--- START PASSAGE SHOWN ---

= A. Doris Banks Henries =

American educator and writer

A. Doris Banks Henries (February 11, 1913 – February 16, 1981) was an American educator and writer in Liberia, and Assistant Minister of Education during the Tolbert administration.

==Early life and education==
Artiste Doris Banks was born in Live Oak, Florida, and educated in Middletown, Connecticut. She received teacher training at Willimantic Normal School, and pursued graduate education at Columbia University, where she earned a master's degree and completed her doctorate.

==Career==
During the 1930s, she worked as principal at Fuller Normal School in Greenville, South Carolina. Dr. Banks first traveled to Liberia as a Methodist missionary in 1939. She became a professor at Liberia College in 1942. She was dean of William V. S. Tubman Teachers College until 1955, when she became an administrator at the University of Liberia. In 1959, she became Director of Higher Education and Textbook Research in Liberia's Department of Public Instruction. In that role, she worked for Africanization in curricular materials, saying "It should be the policy of African schools to include in all programs as much literature written by Africans as is available." She served as president of the Liberian National Teachers Organization and the National YMCA, and chaired the Liberian Methodist Board of Education. She rose to the rank of Assistant Minister of Education in 1978.

--- END PASSAGE SHOWN ---

> EXERCISE TASK: Copy the passage from the Henries biography word for word, between "A. Doris Banks Henries (February" and "completed her doctorate.", inclusive. Work only from the biography of A. Doris Banks Henries shown above.

--- START RECORDED DATA ---

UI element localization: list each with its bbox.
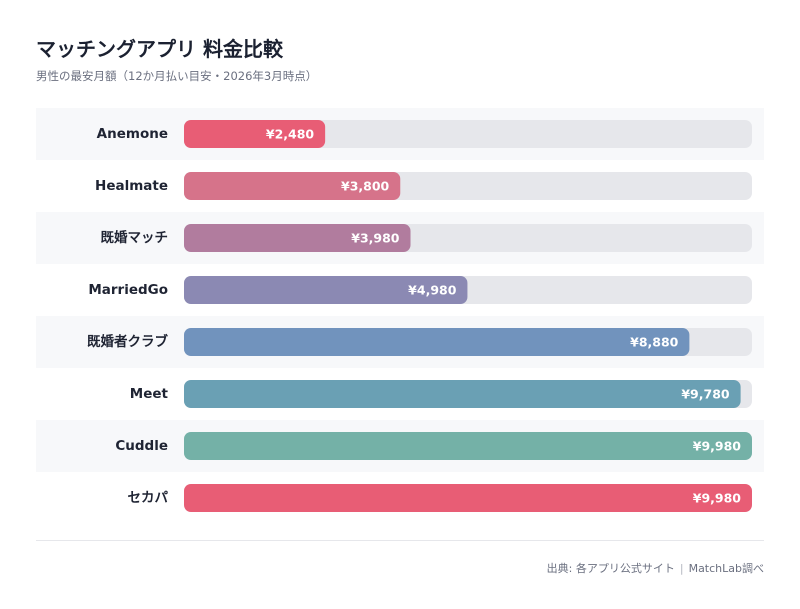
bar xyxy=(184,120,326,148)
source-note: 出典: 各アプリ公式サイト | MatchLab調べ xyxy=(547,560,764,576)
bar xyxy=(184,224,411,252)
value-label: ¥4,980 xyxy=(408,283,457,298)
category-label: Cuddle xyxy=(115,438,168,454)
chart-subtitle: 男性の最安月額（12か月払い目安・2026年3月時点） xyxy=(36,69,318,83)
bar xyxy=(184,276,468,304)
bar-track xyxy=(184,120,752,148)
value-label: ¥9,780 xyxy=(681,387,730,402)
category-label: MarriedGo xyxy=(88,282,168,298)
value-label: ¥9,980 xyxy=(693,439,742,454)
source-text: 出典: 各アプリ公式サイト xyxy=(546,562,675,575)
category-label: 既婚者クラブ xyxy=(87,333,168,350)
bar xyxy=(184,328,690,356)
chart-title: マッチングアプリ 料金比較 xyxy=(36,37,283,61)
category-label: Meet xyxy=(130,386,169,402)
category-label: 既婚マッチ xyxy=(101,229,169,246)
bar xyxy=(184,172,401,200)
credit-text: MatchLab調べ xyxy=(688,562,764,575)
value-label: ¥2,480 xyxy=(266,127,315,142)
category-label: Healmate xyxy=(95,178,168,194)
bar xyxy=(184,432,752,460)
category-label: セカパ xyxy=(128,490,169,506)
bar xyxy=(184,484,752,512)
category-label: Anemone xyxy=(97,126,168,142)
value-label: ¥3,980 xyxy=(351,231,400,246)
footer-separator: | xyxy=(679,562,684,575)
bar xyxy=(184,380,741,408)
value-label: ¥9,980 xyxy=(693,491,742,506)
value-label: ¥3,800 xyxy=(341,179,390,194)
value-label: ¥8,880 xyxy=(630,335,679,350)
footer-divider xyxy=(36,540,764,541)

--- END RECORDED DATA ---
--- START RECORDED DATA ---

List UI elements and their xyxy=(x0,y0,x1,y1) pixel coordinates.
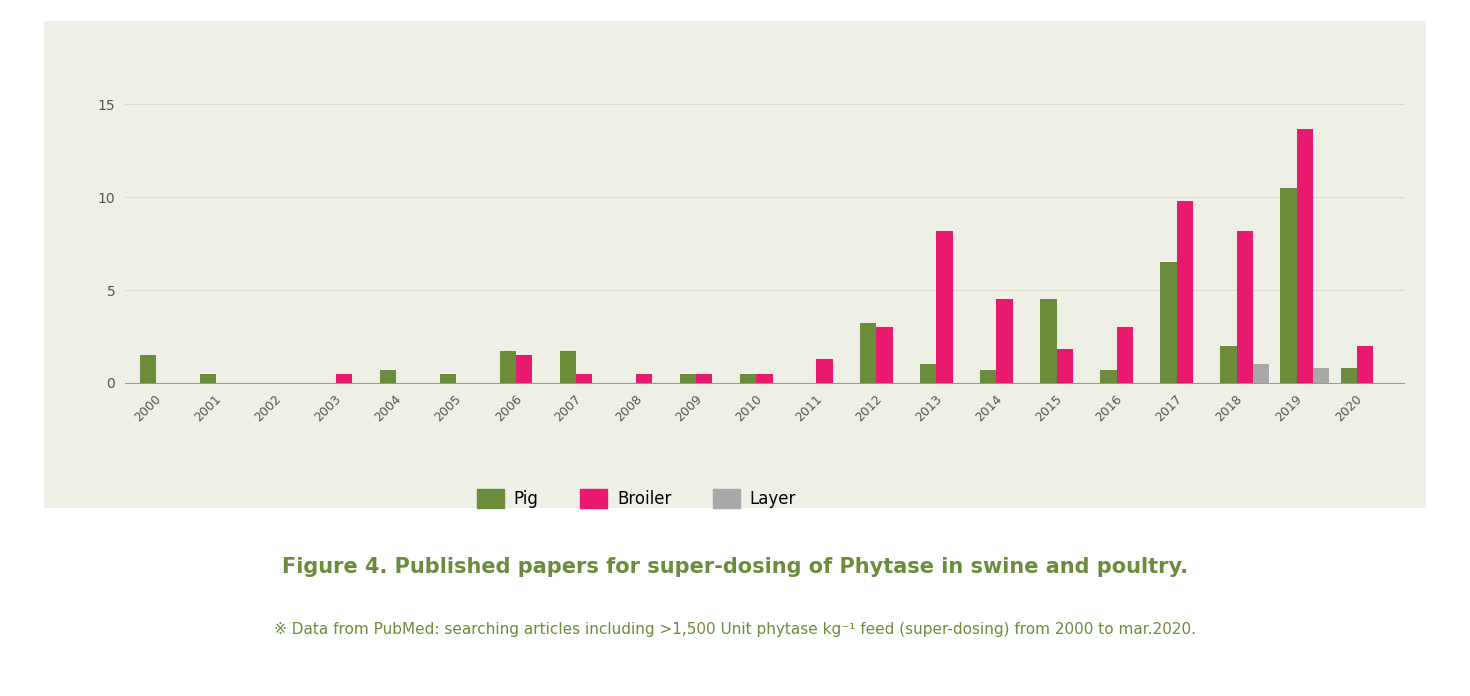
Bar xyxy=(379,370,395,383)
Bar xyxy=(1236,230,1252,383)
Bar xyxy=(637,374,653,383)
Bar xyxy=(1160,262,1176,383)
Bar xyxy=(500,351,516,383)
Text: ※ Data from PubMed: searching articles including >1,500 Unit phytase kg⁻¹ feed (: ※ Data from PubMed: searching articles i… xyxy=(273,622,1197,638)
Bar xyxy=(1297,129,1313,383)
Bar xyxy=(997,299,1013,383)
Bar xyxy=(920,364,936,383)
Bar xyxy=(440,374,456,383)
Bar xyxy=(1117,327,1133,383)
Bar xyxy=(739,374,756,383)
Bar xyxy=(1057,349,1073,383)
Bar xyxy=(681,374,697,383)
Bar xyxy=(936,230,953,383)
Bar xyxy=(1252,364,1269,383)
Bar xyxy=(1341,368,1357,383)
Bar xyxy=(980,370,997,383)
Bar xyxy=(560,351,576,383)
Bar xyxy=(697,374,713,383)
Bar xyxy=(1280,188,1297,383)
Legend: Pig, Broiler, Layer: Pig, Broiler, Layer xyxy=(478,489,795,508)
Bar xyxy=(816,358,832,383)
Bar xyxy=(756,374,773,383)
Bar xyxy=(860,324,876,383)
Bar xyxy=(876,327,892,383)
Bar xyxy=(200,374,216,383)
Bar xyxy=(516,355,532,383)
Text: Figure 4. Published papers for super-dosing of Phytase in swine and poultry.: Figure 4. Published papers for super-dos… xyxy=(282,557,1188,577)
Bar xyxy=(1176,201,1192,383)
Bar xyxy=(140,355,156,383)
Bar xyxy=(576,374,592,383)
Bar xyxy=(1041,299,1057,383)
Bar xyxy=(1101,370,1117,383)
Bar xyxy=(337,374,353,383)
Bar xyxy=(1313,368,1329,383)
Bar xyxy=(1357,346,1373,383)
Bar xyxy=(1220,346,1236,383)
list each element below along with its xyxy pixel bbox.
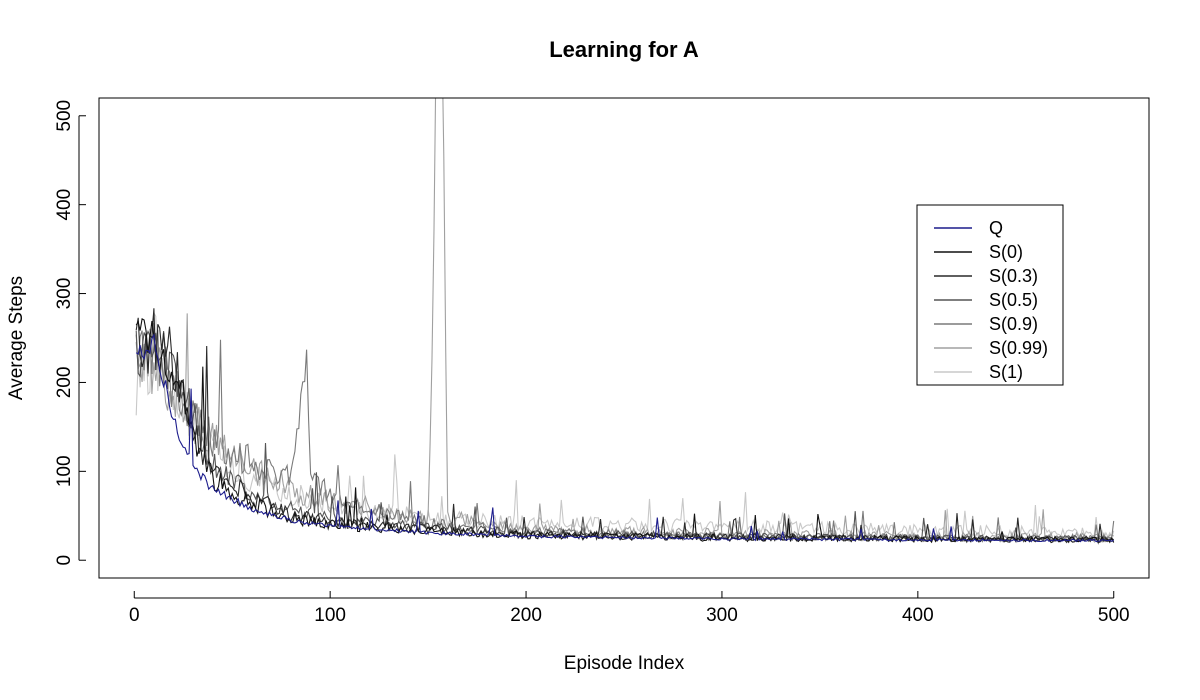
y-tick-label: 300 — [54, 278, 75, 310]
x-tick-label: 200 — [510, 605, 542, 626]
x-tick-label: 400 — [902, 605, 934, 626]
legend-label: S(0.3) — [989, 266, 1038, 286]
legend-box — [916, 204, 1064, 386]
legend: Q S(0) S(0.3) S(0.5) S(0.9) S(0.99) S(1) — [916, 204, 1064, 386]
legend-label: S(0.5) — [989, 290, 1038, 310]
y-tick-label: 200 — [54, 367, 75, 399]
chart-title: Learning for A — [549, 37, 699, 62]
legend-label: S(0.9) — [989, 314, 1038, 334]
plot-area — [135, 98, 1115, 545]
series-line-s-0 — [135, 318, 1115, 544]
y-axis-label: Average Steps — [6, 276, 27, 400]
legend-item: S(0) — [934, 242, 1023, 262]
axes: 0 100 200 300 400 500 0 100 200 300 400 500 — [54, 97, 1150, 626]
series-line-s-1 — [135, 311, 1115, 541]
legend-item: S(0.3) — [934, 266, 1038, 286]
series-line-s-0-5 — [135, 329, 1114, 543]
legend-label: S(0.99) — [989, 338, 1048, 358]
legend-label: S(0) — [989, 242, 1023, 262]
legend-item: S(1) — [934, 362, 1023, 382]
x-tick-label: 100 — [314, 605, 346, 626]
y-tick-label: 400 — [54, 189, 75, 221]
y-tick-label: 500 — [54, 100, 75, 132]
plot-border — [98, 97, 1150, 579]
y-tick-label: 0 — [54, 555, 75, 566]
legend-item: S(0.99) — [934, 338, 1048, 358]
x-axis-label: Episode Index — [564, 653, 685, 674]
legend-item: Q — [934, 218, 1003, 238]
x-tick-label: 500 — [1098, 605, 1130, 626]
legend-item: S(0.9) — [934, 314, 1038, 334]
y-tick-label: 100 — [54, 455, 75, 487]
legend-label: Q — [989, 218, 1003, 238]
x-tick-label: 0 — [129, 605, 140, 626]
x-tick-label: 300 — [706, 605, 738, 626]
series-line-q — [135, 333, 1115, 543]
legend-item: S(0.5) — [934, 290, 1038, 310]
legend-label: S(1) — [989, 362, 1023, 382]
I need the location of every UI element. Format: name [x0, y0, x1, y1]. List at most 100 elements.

--- END RECORDED DATA ---
--- START RECORDED DATA ---

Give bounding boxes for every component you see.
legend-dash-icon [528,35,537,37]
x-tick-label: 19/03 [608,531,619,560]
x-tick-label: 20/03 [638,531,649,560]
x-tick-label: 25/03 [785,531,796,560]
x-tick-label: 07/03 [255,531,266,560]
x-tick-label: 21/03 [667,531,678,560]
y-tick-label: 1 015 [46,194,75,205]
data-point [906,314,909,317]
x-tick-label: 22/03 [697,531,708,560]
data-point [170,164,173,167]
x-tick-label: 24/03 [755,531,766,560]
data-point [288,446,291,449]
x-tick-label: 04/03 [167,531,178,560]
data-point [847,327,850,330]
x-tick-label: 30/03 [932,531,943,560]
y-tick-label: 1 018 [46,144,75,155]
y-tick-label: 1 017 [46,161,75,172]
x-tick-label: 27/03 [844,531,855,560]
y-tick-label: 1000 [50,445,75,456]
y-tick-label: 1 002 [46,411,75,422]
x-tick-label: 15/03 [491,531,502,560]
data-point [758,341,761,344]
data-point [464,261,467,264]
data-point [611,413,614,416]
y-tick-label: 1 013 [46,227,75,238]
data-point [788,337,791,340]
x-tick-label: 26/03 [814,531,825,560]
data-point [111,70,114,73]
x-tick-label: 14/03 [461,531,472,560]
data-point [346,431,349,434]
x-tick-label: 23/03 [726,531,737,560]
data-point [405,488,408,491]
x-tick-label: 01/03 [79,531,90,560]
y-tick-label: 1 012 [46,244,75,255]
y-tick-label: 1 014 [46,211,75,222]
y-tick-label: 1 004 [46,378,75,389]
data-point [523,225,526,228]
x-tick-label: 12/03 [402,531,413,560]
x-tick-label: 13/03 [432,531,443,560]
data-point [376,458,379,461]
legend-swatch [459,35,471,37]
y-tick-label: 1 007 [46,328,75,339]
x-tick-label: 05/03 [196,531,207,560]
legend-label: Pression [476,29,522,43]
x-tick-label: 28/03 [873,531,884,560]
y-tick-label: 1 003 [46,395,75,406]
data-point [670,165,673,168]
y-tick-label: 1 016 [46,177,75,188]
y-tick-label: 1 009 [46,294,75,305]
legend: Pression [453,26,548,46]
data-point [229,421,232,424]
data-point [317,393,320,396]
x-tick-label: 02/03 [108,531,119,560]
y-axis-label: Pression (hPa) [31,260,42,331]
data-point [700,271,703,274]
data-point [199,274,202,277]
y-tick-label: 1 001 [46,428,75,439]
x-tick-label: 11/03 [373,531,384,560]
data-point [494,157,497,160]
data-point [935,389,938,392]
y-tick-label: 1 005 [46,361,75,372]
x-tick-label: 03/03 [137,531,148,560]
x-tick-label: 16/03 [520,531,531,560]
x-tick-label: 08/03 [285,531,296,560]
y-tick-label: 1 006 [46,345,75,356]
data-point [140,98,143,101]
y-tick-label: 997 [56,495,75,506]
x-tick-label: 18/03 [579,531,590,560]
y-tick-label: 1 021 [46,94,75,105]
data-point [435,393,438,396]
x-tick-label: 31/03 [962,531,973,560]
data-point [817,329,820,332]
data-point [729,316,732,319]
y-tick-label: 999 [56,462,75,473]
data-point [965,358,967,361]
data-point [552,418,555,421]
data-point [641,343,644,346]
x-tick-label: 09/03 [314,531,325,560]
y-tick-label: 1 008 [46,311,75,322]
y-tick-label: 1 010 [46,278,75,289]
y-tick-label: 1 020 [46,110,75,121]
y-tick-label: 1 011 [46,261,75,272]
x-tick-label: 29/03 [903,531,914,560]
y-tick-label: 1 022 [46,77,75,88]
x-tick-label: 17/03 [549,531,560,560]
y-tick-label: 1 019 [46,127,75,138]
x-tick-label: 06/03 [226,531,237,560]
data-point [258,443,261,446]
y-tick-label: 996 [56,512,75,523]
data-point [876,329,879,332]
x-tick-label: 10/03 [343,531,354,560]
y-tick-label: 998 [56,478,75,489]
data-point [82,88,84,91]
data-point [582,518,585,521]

--- END RECORDED DATA ---

> FINISHED TASK:
A. Doris Banks Henries (February 11, 1913 – February 16, 1981) was an American educator and writer in Liberia, and Assistant Minister of Education during the Tolbert administration.

==Early life and education==
Artiste Doris Banks was born in Live Oak, Florida, and educated in Middletown, Connecticut. She received teacher training at Willimantic Normal School, and pursued graduate education at Columbia University, where she earned a master's degree and completed her doctorate.